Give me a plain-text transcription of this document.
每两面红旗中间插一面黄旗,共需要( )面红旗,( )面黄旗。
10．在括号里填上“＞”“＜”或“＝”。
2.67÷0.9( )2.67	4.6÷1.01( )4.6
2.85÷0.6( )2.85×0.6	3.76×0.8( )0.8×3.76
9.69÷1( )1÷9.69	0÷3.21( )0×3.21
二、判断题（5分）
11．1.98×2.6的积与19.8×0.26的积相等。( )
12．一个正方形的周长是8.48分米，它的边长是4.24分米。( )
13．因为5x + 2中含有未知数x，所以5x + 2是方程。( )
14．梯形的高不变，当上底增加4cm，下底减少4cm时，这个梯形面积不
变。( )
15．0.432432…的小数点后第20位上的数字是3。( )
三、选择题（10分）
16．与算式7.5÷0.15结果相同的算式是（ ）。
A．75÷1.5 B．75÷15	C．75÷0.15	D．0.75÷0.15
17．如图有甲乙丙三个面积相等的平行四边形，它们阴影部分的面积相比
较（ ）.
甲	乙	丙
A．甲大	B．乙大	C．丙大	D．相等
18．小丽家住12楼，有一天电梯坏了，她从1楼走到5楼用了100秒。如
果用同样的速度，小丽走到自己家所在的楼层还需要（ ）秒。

○ ○ ○

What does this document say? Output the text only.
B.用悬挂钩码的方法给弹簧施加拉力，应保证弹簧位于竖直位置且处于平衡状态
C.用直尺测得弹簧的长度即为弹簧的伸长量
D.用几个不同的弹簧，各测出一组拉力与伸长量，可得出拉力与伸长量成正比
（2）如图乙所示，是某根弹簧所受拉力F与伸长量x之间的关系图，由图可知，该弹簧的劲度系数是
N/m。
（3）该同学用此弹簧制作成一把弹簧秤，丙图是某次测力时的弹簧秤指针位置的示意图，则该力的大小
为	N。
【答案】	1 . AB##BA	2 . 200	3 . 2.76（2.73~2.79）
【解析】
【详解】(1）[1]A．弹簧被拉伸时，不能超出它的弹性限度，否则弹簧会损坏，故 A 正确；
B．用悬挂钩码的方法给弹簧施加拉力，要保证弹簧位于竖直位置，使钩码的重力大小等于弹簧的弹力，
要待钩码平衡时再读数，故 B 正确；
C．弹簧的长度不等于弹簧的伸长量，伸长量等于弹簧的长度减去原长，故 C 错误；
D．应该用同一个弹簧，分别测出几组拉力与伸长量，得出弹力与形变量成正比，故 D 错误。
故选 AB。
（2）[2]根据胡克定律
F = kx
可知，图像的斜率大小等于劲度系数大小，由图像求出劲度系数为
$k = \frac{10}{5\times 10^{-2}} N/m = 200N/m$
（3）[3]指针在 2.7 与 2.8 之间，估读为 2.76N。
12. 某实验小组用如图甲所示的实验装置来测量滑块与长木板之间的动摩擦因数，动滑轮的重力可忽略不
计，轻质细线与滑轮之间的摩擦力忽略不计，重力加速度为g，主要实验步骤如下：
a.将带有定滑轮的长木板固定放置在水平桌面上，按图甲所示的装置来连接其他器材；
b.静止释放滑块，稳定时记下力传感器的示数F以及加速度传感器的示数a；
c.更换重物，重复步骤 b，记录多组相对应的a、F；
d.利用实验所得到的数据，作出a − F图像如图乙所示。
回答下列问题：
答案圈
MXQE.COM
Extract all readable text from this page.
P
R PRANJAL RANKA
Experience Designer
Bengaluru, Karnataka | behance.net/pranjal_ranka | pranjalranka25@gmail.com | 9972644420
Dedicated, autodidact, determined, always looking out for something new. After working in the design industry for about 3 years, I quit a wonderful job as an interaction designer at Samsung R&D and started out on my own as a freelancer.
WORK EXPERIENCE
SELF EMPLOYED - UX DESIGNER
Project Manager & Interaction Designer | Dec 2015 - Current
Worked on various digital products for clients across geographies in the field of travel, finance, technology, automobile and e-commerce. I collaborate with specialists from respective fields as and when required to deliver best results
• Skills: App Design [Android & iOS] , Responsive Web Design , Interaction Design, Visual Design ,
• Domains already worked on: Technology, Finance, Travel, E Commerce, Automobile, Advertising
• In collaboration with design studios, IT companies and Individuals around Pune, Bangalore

○ ○ ○

▸ **WRITTEN REQUEST**
From the records above, report the count of lines containing "用悬挂钩码的方法给弹簧施加拉力" and nothing more.

▸ **EXERCISE RESPONSE**
2